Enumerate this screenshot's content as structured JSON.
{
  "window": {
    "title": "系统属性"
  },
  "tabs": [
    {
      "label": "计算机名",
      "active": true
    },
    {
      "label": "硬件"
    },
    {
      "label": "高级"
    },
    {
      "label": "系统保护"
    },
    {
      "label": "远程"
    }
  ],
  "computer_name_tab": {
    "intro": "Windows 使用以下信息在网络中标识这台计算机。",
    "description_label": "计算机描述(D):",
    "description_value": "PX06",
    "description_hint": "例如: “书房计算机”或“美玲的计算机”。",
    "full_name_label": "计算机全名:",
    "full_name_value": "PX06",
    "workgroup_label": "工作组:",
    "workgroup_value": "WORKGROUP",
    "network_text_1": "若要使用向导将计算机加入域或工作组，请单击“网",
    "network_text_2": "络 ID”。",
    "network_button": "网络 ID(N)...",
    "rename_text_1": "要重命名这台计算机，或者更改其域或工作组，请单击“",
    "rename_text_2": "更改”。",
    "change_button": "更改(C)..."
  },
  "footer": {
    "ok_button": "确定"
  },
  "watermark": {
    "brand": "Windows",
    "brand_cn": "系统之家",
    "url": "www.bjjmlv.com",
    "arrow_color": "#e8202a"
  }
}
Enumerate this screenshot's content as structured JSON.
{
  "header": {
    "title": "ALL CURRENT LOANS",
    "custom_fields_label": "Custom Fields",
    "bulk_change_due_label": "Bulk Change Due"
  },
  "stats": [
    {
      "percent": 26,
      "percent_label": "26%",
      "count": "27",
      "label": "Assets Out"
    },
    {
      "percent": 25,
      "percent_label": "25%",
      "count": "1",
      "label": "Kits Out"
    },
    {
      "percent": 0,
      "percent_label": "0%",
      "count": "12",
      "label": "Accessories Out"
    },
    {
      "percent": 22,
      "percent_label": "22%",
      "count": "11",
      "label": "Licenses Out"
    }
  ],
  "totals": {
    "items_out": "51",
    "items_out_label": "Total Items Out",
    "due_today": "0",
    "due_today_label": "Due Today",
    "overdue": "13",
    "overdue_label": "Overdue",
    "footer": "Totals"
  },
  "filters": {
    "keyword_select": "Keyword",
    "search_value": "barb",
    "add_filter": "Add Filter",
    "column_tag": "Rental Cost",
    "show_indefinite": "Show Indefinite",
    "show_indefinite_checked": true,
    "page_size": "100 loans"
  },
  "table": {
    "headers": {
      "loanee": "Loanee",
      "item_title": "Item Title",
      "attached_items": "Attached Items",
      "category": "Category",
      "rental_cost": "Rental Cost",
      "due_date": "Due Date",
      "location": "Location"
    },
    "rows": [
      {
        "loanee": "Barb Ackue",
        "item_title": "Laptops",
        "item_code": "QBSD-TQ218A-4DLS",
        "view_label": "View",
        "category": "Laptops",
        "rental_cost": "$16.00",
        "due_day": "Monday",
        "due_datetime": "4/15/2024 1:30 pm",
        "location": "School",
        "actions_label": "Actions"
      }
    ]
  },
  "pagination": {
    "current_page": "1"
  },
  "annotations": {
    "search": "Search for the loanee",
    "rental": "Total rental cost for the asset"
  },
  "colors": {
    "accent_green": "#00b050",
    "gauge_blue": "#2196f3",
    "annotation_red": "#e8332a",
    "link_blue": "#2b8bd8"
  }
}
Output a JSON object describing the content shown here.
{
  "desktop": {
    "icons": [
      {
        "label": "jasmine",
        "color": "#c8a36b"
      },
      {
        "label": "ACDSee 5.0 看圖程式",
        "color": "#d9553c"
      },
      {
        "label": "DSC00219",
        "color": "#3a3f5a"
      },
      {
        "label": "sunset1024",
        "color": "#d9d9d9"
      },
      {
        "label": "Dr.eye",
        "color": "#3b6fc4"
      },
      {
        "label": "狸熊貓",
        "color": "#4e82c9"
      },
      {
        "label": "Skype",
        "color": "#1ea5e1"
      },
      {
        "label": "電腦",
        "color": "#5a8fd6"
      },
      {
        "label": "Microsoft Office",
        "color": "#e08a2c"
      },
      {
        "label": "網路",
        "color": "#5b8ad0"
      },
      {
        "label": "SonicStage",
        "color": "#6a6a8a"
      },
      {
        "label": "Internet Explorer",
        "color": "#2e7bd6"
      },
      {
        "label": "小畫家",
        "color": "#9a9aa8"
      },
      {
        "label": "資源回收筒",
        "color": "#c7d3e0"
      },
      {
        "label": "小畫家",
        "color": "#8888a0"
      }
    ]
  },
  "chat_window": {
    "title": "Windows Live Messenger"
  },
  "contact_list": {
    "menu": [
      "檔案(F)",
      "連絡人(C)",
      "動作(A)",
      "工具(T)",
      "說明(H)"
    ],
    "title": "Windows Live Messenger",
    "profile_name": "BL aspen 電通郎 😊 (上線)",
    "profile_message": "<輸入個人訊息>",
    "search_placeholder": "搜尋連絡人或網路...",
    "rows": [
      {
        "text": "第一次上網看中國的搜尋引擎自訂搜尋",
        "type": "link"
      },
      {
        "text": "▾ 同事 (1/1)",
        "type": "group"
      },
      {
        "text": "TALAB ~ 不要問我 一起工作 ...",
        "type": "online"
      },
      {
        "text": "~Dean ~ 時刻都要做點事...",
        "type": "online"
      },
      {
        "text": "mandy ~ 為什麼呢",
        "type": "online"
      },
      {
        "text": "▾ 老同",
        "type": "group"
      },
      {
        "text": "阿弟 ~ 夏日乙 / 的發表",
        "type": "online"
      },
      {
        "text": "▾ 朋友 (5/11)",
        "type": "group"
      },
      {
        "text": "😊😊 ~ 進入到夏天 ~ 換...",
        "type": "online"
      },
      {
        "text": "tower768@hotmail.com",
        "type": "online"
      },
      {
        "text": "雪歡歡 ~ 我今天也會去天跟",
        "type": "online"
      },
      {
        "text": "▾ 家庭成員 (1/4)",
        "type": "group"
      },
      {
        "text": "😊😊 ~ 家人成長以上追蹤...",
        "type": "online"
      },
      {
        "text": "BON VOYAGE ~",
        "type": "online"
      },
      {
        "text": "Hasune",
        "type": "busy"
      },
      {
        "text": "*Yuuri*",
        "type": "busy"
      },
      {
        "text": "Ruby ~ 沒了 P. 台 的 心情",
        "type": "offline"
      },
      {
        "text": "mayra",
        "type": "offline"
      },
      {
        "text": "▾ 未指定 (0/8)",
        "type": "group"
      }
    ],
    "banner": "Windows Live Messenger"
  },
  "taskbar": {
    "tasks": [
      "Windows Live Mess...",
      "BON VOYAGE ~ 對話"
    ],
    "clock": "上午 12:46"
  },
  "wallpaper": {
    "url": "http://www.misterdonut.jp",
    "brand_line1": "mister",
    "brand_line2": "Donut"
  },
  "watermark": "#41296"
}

### PROMPT
Go through the records above and retype each one exactly.

### FULL OUTPUT
Enumerate this screenshot's content as structured JSON.
{
  "window": {
    "title": "系统属性"
  },
  "tabs": [
    {
      "label": "计算机名",
      "active": true
    },
    {
      "label": "硬件"
    },
    {
      "label": "高级"
    },
    {
      "label": "系统保护"
    },
    {
      "label": "远程"
    }
  ],
  "computer_name_tab": {
    "intro": "Windows 使用以下信息在网络中标识这台计算机。",
    "description_label": "计算机描述(D):",
    "description_value": "PX06",
    "description_hint": "例如: “书房计算机”或“美玲的计算机”。",
    "full_name_label": "计算机全名:",
    "full_name_value": "PX06",
    "workgroup_label": "工作组:",
    "workgroup_value": "WORKGROUP",
    "network_text_1": "若要使用向导将计算机加入域或工作组，请单击“网",
    "network_text_2": "络 ID”。",
    "network_button": "网络 ID(N)...",
    "rename_text_1": "要重命名这台计算机，或者更改其域或工作组，请单击“",
    "rename_text_2": "更改”。",
    "change_button": "更改(C)..."
  },
  "footer": {
    "ok_button": "确定"
  },
  "watermark": {
    "brand": "Windows",
    "brand_cn": "系统之家",
    "url": "www.bjjmlv.com",
    "arrow_color": "#e8202a"
  }
}
Enumerate this screenshot's content as structured JSON.
{
  "header": {
    "title": "ALL CURRENT LOANS",
    "custom_fields_label": "Custom Fields",
    "bulk_change_due_label": "Bulk Change Due"
  },
  "stats": [
    {
      "percent": 26,
      "percent_label": "26%",
      "count": "27",
      "label": "Assets Out"
    },
    {
      "percent": 25,
      "percent_label": "25%",
      "count": "1",
      "label": "Kits Out"
    },
    {
      "percent": 0,
      "percent_label": "0%",
      "count": "12",
      "label": "Accessories Out"
    },
    {
      "percent": 22,
      "percent_label": "22%",
      "count": "11",
      "label": "Licenses Out"
    }
  ],
  "totals": {
    "items_out": "51",
    "items_out_label": "Total Items Out",
    "due_today": "0",
    "due_today_label": "Due Today",
    "overdue": "13",
    "overdue_label": "Overdue",
    "footer": "Totals"
  },
  "filters": {
    "keyword_select": "Keyword",
    "search_value": "barb",
    "add_filter": "Add Filter",
    "column_tag": "Rental Cost",
    "show_indefinite": "Show Indefinite",
    "show_indefinite_checked": true,
    "page_size": "100 loans"
  },
  "table": {
    "headers": {
      "loanee": "Loanee",
      "item_title": "Item Title",
      "attached_items": "Attached Items",
      "category": "Category",
      "rental_cost": "Rental Cost",
      "due_date": "Due Date",
      "location": "Location"
    },
    "rows": [
      {
        "loanee": "Barb Ackue",
        "item_title": "Laptops",
        "item_code": "QBSD-TQ218A-4DLS",
        "view_label": "View",
        "category": "Laptops",
        "rental_cost": "$16.00",
        "due_day": "Monday",
        "due_datetime": "4/15/2024 1:30 pm",
        "location": "School",
        "actions_label": "Actions"
      }
    ]
  },
  "pagination": {
    "current_page": "1"
  },
  "annotations": {
    "search": "Search for the loanee",
    "rental": "Total rental cost for the asset"
  },
  "colors": {
    "accent_green": "#00b050",
    "gauge_blue": "#2196f3",
    "annotation_red": "#e8332a",
    "link_blue": "#2b8bd8"
  }
}
Output a JSON object describing the content shown here.
{
  "desktop": {
    "icons": [
      {
        "label": "jasmine",
        "color": "#c8a36b"
      },
      {
        "label": "ACDSee 5.0 看圖程式",
        "color": "#d9553c"
      },
      {
        "label": "DSC00219",
        "color": "#3a3f5a"
      },
      {
        "label": "sunset1024",
        "color": "#d9d9d9"
      },
      {
        "label": "Dr.eye",
        "color": "#3b6fc4"
      },
      {
        "label": "狸熊貓",
        "color": "#4e82c9"
      },
      {
        "label": "Skype",
        "color": "#1ea5e1"
      },
      {
        "label": "電腦",
        "color": "#5a8fd6"
      },
      {
        "label": "Microsoft Office",
        "color": "#e08a2c"
      },
      {
        "label": "網路",
        "color": "#5b8ad0"
      },
      {
        "label": "SonicStage",
        "color": "#6a6a8a"
      },
      {
        "label": "Internet Explorer",
        "color": "#2e7bd6"
      },
      {
        "label": "小畫家",
        "color": "#9a9aa8"
      },
      {
        "label": "資源回收筒",
        "color": "#c7d3e0"
      },
      {
        "label": "小畫家",
        "color": "#8888a0"
      }
    ]
  },
  "chat_window": {
    "title": "Windows Live Messenger"
  },
  "contact_list": {
    "menu": [
      "檔案(F)",
      "連絡人(C)",
      "動作(A)",
      "工具(T)",
      "說明(H)"
    ],
    "title": "Windows Live Messenger",
    "profile_name": "BL aspen 電通郎 😊 (上線)",
    "profile_message": "<輸入個人訊息>",
    "search_placeholder": "搜尋連絡人或網路...",
    "rows": [
      {
        "text": "第一次上網看中國的搜尋引擎自訂搜尋",
        "type": "link"
      },
      {
        "text": "▾ 同事 (1/1)",
        "type": "group"
      },
      {
        "text": "TALAB ~ 不要問我 一起工作 ...",
        "type": "online"
      },
      {
        "text": "~Dean ~ 時刻都要做點事...",
        "type": "online"
      },
      {
        "text": "mandy ~ 為什麼呢",
        "type": "online"
      },
      {
        "text": "▾ 老同",
        "type": "group"
      },
      {
        "text": "阿弟 ~ 夏日乙 / 的發表",
        "type": "online"
      },
      {
        "text": "▾ 朋友 (5/11)",
        "type": "group"
      },
      {
        "text": "😊😊 ~ 進入到夏天 ~ 換...",
        "type": "online"
      },
      {
        "text": "tower768@hotmail.com",
        "type": "online"
      },
      {
        "text": "雪歡歡 ~ 我今天也會去天跟",
        "type": "online"
      },
      {
        "text": "▾ 家庭成員 (1/4)",
        "type": "group"
      },
      {
        "text": "😊😊 ~ 家人成長以上追蹤...",
        "type": "online"
      },
      {
        "text": "BON VOYAGE ~",
        "type": "online"
      },
      {
        "text": "Hasune",
        "type": "busy"
      },
      {
        "text": "*Yuuri*",
        "type": "busy"
      },
      {
        "text": "Ruby ~ 沒了 P. 台 的 心情",
        "type": "offline"
      },
      {
        "text": "mayra",
        "type": "offline"
      },
      {
        "text": "▾ 未指定 (0/8)",
        "type": "group"
      }
    ],
    "banner": "Windows Live Messenger"
  },
  "taskbar": {
    "tasks": [
      "Windows Live Mess...",
      "BON VOYAGE ~ 對話"
    ],
    "clock": "上午 12:46"
  },
  "wallpaper": {
    "url": "http://www.misterdonut.jp",
    "brand_line1": "mister",
    "brand_line2": "Donut"
  },
  "watermark": "#41296"
}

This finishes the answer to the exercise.